## [Direction A]
How many lines of the records contain the string "Finance", with case counting? Give only the number.

It seems that everyone is crawling out of the woodwork to offer an explanation for why young people are rioting. A lot of blame has been heaped upon parents for not doing their job properly. Schools have come under criticism for not equipping young people with sufficient qualifications for them to secure a job. Fears about cuts to the policing budget have lead people to think there are not enough policemen to deal with the lawbreakers. The obsession that bankers have for over-the-top bonuses make people think that money and possessions make the man lead the don’t-haves and unlikely-ever-to-haves to simply take when the opportunity arises. And, of course, the blame has been squarely placed on the government’s doorstep as the inevitable fruit of severe cutbacks.
I listened to one woman yesterday saying that solution is to bring back the birch, or corporal punishment and that the army is the right place to send the offenders.
Another woman was loath to condemn anyone. She would rather ask the rioters, assuming she could get close enough, why they were throwing bricks through windows and stealing goods. I am sure that very few of them would be able to explain their actions.
A liberal politician warned listeners to look below the surface. He spoke of young people being without hope. Even armed with qualifications there is no guarantee that there is a job out there for them. Lots of projects aimed at getting young people off the streets and out of gangs and into something positive or productive have been shelved because of cutbacks.
I would imagine that there isn’t one single cause for all the riots, but a mixture of all sorts of things. I have nothing but admiration for those young folk who manage to get through today’s minefield of setbacks unscathed. It wasn’t like that when I was growing up – I was lucky.
“Luck,” said the Spirit, “had nothing to do with it. You were not lucky but blessed.”
Luck is down to random chance and nothing more. I read a newspaper report about a girl who found a five leafed clover in the grandma’s backyard. She thinks she is for some special kind of luck. I have not been lucky but I have been blessed.

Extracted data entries

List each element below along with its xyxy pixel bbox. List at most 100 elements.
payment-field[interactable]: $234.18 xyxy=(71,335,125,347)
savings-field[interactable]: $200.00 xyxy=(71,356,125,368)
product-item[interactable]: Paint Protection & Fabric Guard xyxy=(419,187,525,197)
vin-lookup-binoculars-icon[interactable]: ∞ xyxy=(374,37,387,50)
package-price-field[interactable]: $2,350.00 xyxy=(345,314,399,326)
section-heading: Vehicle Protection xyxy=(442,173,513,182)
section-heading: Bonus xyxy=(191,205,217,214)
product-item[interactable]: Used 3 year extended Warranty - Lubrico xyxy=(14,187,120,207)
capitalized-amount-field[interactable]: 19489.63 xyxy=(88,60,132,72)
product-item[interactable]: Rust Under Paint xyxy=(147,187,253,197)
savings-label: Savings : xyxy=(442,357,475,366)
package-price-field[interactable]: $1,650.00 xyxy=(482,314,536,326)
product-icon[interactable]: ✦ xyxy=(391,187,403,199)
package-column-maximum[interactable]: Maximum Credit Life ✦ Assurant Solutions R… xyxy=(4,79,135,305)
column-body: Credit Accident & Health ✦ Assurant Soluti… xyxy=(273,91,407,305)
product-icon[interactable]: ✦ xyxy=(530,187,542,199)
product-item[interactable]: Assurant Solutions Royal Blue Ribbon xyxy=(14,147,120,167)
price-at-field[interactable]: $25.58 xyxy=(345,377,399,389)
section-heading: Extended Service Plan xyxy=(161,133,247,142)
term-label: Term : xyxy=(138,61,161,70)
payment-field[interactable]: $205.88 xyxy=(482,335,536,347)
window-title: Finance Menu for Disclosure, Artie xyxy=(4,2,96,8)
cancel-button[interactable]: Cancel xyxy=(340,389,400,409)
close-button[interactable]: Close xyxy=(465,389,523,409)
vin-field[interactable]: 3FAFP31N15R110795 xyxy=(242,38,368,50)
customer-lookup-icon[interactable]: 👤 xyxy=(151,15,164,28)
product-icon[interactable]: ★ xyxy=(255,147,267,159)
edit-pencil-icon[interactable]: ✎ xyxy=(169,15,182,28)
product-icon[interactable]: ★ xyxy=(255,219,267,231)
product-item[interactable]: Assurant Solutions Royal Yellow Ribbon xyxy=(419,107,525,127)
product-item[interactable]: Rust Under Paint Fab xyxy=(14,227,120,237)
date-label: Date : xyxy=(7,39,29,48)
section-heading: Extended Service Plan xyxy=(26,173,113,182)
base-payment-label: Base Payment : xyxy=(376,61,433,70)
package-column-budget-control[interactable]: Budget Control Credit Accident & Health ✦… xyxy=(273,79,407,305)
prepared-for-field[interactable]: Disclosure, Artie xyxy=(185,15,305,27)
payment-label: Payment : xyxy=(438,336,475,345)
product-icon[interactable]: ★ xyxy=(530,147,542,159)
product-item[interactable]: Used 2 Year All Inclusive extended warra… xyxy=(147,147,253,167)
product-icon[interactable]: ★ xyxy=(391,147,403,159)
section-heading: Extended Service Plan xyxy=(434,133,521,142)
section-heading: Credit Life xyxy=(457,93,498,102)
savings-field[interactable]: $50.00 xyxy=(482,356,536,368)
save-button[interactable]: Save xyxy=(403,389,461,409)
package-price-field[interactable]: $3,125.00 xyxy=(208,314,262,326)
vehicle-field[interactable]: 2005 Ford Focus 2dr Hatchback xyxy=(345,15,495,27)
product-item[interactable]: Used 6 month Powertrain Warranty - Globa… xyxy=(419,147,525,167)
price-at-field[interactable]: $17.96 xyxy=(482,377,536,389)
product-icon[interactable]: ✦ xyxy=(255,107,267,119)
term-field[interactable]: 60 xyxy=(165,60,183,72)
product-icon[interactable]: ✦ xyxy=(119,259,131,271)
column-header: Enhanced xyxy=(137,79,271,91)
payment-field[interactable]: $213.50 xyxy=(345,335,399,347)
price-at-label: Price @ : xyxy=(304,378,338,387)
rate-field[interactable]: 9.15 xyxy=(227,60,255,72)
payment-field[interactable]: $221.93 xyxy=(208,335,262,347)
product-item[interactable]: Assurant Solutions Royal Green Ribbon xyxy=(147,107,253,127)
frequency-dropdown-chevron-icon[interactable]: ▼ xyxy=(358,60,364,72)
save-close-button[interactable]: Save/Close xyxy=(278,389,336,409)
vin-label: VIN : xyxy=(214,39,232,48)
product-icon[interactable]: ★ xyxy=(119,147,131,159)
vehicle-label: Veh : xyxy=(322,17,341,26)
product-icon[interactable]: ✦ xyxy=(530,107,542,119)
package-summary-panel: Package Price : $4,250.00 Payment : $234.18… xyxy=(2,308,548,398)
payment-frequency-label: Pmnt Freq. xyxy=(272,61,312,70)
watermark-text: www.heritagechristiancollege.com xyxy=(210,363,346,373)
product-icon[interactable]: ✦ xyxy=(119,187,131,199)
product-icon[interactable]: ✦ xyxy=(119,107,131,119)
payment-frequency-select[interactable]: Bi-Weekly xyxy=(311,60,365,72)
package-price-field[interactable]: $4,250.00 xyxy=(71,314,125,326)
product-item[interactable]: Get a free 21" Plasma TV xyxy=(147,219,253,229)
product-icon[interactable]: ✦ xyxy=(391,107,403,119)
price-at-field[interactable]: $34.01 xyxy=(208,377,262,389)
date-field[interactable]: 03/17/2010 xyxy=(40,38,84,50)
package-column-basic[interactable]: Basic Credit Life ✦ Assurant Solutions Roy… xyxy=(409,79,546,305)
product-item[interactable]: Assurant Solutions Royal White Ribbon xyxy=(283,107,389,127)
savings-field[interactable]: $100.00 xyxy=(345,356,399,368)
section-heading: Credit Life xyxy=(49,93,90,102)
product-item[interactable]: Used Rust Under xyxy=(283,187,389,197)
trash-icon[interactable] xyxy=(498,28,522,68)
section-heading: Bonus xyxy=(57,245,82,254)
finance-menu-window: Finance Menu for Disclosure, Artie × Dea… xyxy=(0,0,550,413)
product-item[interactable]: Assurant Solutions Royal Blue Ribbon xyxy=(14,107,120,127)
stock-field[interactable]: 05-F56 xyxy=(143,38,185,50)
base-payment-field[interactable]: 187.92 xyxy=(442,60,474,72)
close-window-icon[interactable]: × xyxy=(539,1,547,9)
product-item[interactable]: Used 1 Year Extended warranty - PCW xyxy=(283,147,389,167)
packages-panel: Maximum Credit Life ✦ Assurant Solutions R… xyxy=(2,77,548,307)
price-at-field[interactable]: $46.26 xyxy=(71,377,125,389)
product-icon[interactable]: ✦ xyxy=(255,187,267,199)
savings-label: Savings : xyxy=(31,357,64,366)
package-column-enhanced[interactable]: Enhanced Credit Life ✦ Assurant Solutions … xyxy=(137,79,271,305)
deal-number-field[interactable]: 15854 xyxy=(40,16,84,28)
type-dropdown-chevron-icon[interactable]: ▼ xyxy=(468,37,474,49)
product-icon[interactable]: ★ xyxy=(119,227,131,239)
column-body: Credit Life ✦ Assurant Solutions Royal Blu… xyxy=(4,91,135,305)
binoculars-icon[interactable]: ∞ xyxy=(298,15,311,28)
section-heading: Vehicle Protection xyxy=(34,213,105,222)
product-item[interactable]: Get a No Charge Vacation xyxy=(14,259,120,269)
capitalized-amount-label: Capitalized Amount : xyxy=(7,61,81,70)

## [Direction B]
Return the stretch of the piece on the riots from "A liberal politician" through "I was lucky.", copied word for word.

## [Complete output A]
2

## [Complete output B]
A liberal politician warned listeners to look below the surface. He spoke of young people being without hope. Even armed with qualifications there is no guarantee that there is a job out there for them. Lots of projects aimed at getting young people off the streets and out of gangs and into something positive or productive have been shelved because of cutbacks.
I would imagine that there isn’t one single cause for all the riots, but a mixture of all sorts of things. I have nothing but admiration for those young folk who manage to get through today’s minefield of setbacks unscathed. It wasn’t like that when I was growing up – I was lucky.